WHAT TO WORK ON >> In your copy, repeat the records exactly and leave out the pictures.

+---+

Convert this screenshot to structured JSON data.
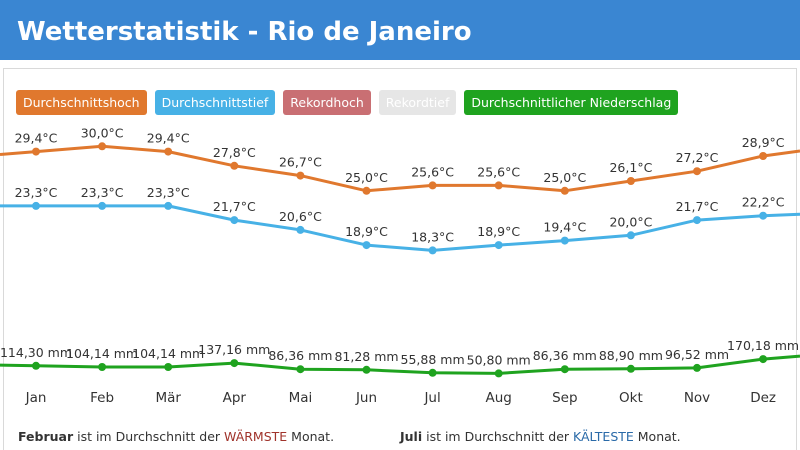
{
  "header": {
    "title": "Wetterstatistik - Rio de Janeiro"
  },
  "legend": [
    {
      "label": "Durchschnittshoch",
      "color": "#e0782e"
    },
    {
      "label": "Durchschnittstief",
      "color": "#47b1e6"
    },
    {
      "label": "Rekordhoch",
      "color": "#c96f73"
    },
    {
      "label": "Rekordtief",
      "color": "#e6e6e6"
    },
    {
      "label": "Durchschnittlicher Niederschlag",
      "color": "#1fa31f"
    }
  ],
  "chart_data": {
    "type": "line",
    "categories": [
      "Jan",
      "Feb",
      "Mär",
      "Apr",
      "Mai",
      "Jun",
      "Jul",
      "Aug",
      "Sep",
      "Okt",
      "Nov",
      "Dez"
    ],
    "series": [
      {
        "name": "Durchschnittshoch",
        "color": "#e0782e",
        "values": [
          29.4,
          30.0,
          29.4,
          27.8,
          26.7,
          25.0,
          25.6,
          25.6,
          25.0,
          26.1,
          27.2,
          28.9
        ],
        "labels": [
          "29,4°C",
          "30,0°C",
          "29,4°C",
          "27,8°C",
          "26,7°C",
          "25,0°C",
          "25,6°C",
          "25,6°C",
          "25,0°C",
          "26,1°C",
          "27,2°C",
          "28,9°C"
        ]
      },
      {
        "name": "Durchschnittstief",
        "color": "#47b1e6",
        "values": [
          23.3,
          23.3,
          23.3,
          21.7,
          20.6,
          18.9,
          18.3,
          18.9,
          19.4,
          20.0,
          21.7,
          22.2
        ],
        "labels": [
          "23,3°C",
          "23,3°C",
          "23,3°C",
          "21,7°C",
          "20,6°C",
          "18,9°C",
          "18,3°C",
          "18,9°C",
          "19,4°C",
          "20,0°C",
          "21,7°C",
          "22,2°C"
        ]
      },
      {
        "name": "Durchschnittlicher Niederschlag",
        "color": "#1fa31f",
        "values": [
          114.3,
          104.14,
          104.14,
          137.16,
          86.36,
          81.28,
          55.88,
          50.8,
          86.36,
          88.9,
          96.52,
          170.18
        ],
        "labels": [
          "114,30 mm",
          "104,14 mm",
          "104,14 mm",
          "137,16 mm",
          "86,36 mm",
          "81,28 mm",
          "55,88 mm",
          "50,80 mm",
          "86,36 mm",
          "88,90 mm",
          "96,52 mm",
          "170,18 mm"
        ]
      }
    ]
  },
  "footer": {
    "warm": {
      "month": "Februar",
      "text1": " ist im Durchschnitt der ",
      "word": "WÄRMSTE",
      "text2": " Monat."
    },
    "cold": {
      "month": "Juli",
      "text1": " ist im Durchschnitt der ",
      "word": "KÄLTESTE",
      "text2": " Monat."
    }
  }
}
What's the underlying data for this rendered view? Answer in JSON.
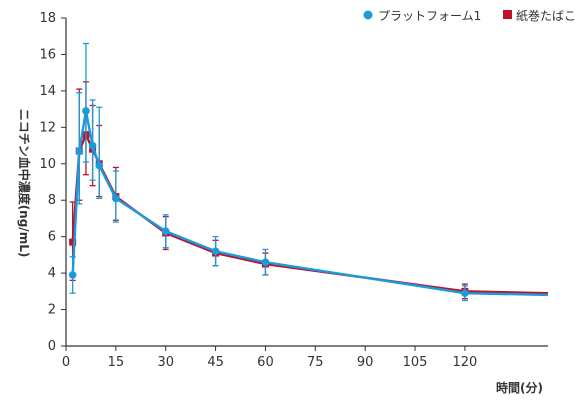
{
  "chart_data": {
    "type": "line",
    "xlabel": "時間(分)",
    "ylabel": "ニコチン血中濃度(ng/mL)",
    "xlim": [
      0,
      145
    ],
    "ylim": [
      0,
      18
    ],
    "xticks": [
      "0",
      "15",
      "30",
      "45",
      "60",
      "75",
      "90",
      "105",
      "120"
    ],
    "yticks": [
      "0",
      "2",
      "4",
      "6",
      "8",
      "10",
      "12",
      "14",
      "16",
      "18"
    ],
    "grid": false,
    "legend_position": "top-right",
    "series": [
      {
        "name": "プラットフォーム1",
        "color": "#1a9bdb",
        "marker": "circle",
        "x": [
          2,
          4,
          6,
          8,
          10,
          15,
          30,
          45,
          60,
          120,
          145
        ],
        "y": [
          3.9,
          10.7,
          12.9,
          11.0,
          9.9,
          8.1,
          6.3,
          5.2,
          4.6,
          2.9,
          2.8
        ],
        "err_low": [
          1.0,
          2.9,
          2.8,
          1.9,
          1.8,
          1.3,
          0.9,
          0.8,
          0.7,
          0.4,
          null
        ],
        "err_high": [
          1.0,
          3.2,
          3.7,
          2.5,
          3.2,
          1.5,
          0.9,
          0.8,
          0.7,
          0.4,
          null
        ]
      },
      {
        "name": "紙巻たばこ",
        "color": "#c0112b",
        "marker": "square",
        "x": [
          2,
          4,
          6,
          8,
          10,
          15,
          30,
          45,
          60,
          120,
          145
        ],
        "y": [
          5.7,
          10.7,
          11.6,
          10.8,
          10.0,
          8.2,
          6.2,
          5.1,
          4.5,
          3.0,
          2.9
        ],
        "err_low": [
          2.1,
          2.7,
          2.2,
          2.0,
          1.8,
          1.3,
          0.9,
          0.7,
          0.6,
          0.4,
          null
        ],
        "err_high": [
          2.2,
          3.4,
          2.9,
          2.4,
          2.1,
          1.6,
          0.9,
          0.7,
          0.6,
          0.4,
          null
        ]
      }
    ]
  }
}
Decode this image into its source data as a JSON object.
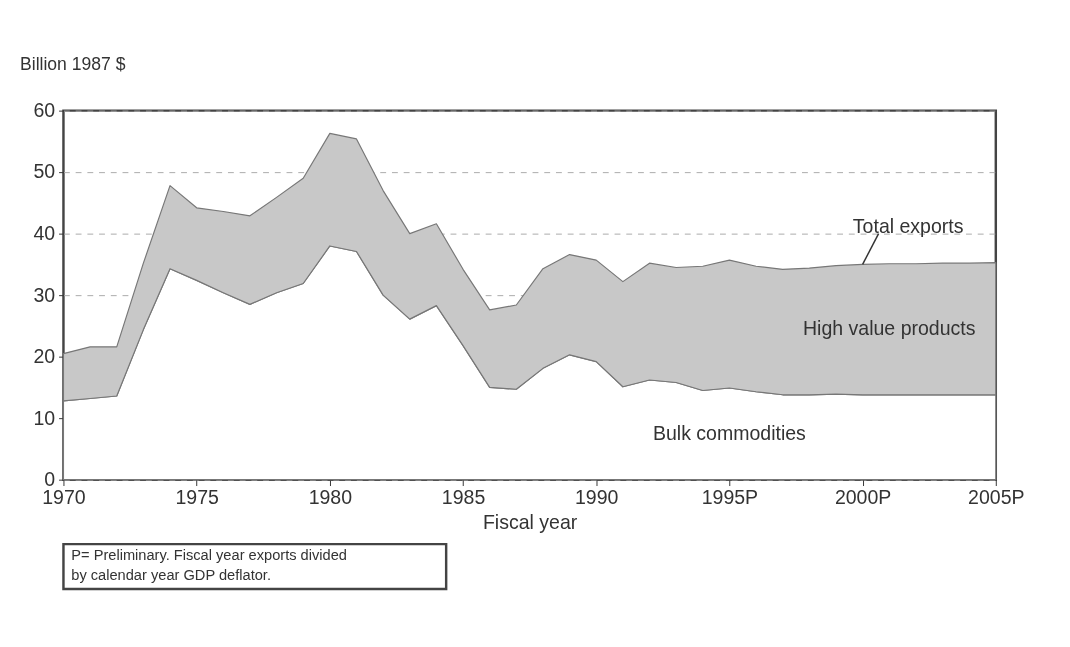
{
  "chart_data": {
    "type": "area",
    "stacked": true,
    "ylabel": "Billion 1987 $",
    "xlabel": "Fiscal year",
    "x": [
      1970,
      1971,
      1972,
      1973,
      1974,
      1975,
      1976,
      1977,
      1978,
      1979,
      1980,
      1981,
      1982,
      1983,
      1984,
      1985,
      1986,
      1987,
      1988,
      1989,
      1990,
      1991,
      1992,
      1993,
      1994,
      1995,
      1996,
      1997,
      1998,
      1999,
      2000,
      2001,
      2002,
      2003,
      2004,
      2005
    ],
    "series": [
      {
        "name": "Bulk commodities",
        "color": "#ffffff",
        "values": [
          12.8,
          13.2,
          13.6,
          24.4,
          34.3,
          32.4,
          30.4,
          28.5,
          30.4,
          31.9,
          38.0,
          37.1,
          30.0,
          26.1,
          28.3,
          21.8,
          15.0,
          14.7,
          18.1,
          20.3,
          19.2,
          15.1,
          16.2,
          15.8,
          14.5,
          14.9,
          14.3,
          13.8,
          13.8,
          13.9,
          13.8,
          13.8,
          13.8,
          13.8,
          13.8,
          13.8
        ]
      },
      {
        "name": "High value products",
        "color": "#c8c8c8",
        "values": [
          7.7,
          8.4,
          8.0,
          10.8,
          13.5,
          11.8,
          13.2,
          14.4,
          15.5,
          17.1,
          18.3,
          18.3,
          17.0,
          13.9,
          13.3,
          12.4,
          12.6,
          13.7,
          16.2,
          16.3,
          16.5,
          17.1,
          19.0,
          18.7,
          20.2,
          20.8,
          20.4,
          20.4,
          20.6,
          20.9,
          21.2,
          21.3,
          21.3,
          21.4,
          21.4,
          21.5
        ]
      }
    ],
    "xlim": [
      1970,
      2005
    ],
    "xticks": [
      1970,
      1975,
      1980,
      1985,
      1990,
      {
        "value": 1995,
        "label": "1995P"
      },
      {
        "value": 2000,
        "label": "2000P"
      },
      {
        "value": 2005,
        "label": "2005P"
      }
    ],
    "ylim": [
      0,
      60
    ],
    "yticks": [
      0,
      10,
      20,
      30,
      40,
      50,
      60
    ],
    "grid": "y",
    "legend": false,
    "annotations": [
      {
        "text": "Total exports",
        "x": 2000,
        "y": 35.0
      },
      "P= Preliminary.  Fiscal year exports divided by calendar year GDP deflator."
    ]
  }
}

+---+

FINISHED ANSWER >>
Convert this screenshot to structured JSON data.
{
  "header": {
    "title": "Wetterstatistik - Rio de Janeiro"
  },
  "legend": [
    {
      "label": "Durchschnittshoch",
      "color": "#e0782e"
    },
    {
      "label": "Durchschnittstief",
      "color": "#47b1e6"
    },
    {
      "label": "Rekordhoch",
      "color": "#c96f73"
    },
    {
      "label": "Rekordtief",
      "color": "#e6e6e6"
    },
    {
      "label": "Durchschnittlicher Niederschlag",
      "color": "#1fa31f"
    }
  ],
  "chart_data": {
    "type": "line",
    "categories": [
      "Jan",
      "Feb",
      "Mär",
      "Apr",
      "Mai",
      "Jun",
      "Jul",
      "Aug",
      "Sep",
      "Okt",
      "Nov",
      "Dez"
    ],
    "series": [
      {
        "name": "Durchschnittshoch",
        "color": "#e0782e",
        "values": [
          29.4,
          30.0,
          29.4,
          27.8,
          26.7,
          25.0,
          25.6,
          25.6,
          25.0,
          26.1,
          27.2,
          28.9
        ],
        "labels": [
          "29,4°C",
          "30,0°C",
          "29,4°C",
          "27,8°C",
          "26,7°C",
          "25,0°C",
          "25,6°C",
          "25,6°C",
          "25,0°C",
          "26,1°C",
          "27,2°C",
          "28,9°C"
        ]
      },
      {
        "name": "Durchschnittstief",
        "color": "#47b1e6",
        "values": [
          23.3,
          23.3,
          23.3,
          21.7,
          20.6,
          18.9,
          18.3,
          18.9,
          19.4,
          20.0,
          21.7,
          22.2
        ],
        "labels": [
          "23,3°C",
          "23,3°C",
          "23,3°C",
          "21,7°C",
          "20,6°C",
          "18,9°C",
          "18,3°C",
          "18,9°C",
          "19,4°C",
          "20,0°C",
          "21,7°C",
          "22,2°C"
        ]
      },
      {
        "name": "Durchschnittlicher Niederschlag",
        "color": "#1fa31f",
        "values": [
          114.3,
          104.14,
          104.14,
          137.16,
          86.36,
          81.28,
          55.88,
          50.8,
          86.36,
          88.9,
          96.52,
          170.18
        ],
        "labels": [
          "114,30 mm",
          "104,14 mm",
          "104,14 mm",
          "137,16 mm",
          "86,36 mm",
          "81,28 mm",
          "55,88 mm",
          "50,80 mm",
          "86,36 mm",
          "88,90 mm",
          "96,52 mm",
          "170,18 mm"
        ]
      }
    ]
  },
  "footer": {
    "warm": {
      "month": "Februar",
      "text1": " ist im Durchschnitt der ",
      "word": "WÄRMSTE",
      "text2": " Monat."
    },
    "cold": {
      "month": "Juli",
      "text1": " ist im Durchschnitt der ",
      "word": "KÄLTESTE",
      "text2": " Monat."
    }
  }
}
What's the underlying data for this rendered view? Answer in JSON.
{
  "chart_data": {
    "type": "line",
    "xlabel": "時間(分)",
    "ylabel": "ニコチン血中濃度(ng/mL)",
    "xlim": [
      0,
      145
    ],
    "ylim": [
      0,
      18
    ],
    "xticks": [
      "0",
      "15",
      "30",
      "45",
      "60",
      "75",
      "90",
      "105",
      "120"
    ],
    "yticks": [
      "0",
      "2",
      "4",
      "6",
      "8",
      "10",
      "12",
      "14",
      "16",
      "18"
    ],
    "grid": false,
    "legend_position": "top-right",
    "series": [
      {
        "name": "プラットフォーム1",
        "color": "#1a9bdb",
        "marker": "circle",
        "x": [
          2,
          4,
          6,
          8,
          10,
          15,
          30,
          45,
          60,
          120,
          145
        ],
        "y": [
          3.9,
          10.7,
          12.9,
          11.0,
          9.9,
          8.1,
          6.3,
          5.2,
          4.6,
          2.9,
          2.8
        ],
        "err_low": [
          1.0,
          2.9,
          2.8,
          1.9,
          1.8,
          1.3,
          0.9,
          0.8,
          0.7,
          0.4,
          null
        ],
        "err_high": [
          1.0,
          3.2,
          3.7,
          2.5,
          3.2,
          1.5,
          0.9,
          0.8,
          0.7,
          0.4,
          null
        ]
      },
      {
        "name": "紙巻たばこ",
        "color": "#c0112b",
        "marker": "square",
        "x": [
          2,
          4,
          6,
          8,
          10,
          15,
          30,
          45,
          60,
          120,
          145
        ],
        "y": [
          5.7,
          10.7,
          11.6,
          10.8,
          10.0,
          8.2,
          6.2,
          5.1,
          4.5,
          3.0,
          2.9
        ],
        "err_low": [
          2.1,
          2.7,
          2.2,
          2.0,
          1.8,
          1.3,
          0.9,
          0.7,
          0.6,
          0.4,
          null
        ],
        "err_high": [
          2.2,
          3.4,
          2.9,
          2.4,
          2.1,
          1.6,
          0.9,
          0.7,
          0.6,
          0.4,
          null
        ]
      }
    ]
  }
}
Decode this image into its source data as a JSON object.
{
  "chart_data": {
    "type": "area",
    "stacked": true,
    "ylabel": "Billion 1987 $",
    "xlabel": "Fiscal year",
    "x": [
      1970,
      1971,
      1972,
      1973,
      1974,
      1975,
      1976,
      1977,
      1978,
      1979,
      1980,
      1981,
      1982,
      1983,
      1984,
      1985,
      1986,
      1987,
      1988,
      1989,
      1990,
      1991,
      1992,
      1993,
      1994,
      1995,
      1996,
      1997,
      1998,
      1999,
      2000,
      2001,
      2002,
      2003,
      2004,
      2005
    ],
    "series": [
      {
        "name": "Bulk commodities",
        "color": "#ffffff",
        "values": [
          12.8,
          13.2,
          13.6,
          24.4,
          34.3,
          32.4,
          30.4,
          28.5,
          30.4,
          31.9,
          38.0,
          37.1,
          30.0,
          26.1,
          28.3,
          21.8,
          15.0,
          14.7,
          18.1,
          20.3,
          19.2,
          15.1,
          16.2,
          15.8,
          14.5,
          14.9,
          14.3,
          13.8,
          13.8,
          13.9,
          13.8,
          13.8,
          13.8,
          13.8,
          13.8,
          13.8
        ]
      },
      {
        "name": "High value products",
        "color": "#c8c8c8",
        "values": [
          7.7,
          8.4,
          8.0,
          10.8,
          13.5,
          11.8,
          13.2,
          14.4,
          15.5,
          17.1,
          18.3,
          18.3,
          17.0,
          13.9,
          13.3,
          12.4,
          12.6,
          13.7,
          16.2,
          16.3,
          16.5,
          17.1,
          19.0,
          18.7,
          20.2,
          20.8,
          20.4,
          20.4,
          20.6,
          20.9,
          21.2,
          21.3,
          21.3,
          21.4,
          21.4,
          21.5
        ]
      }
    ],
    "xlim": [
      1970,
      2005
    ],
    "xticks": [
      1970,
      1975,
      1980,
      1985,
      1990,
      {
        "value": 1995,
        "label": "1995P"
      },
      {
        "value": 2000,
        "label": "2000P"
      },
      {
        "value": 2005,
        "label": "2005P"
      }
    ],
    "ylim": [
      0,
      60
    ],
    "yticks": [
      0,
      10,
      20,
      30,
      40,
      50,
      60
    ],
    "grid": "y",
    "legend": false,
    "annotations": [
      {
        "text": "Total exports",
        "x": 2000,
        "y": 35.0
      },
      "P= Preliminary.  Fiscal year exports divided by calendar year GDP deflator."
    ]
  }
}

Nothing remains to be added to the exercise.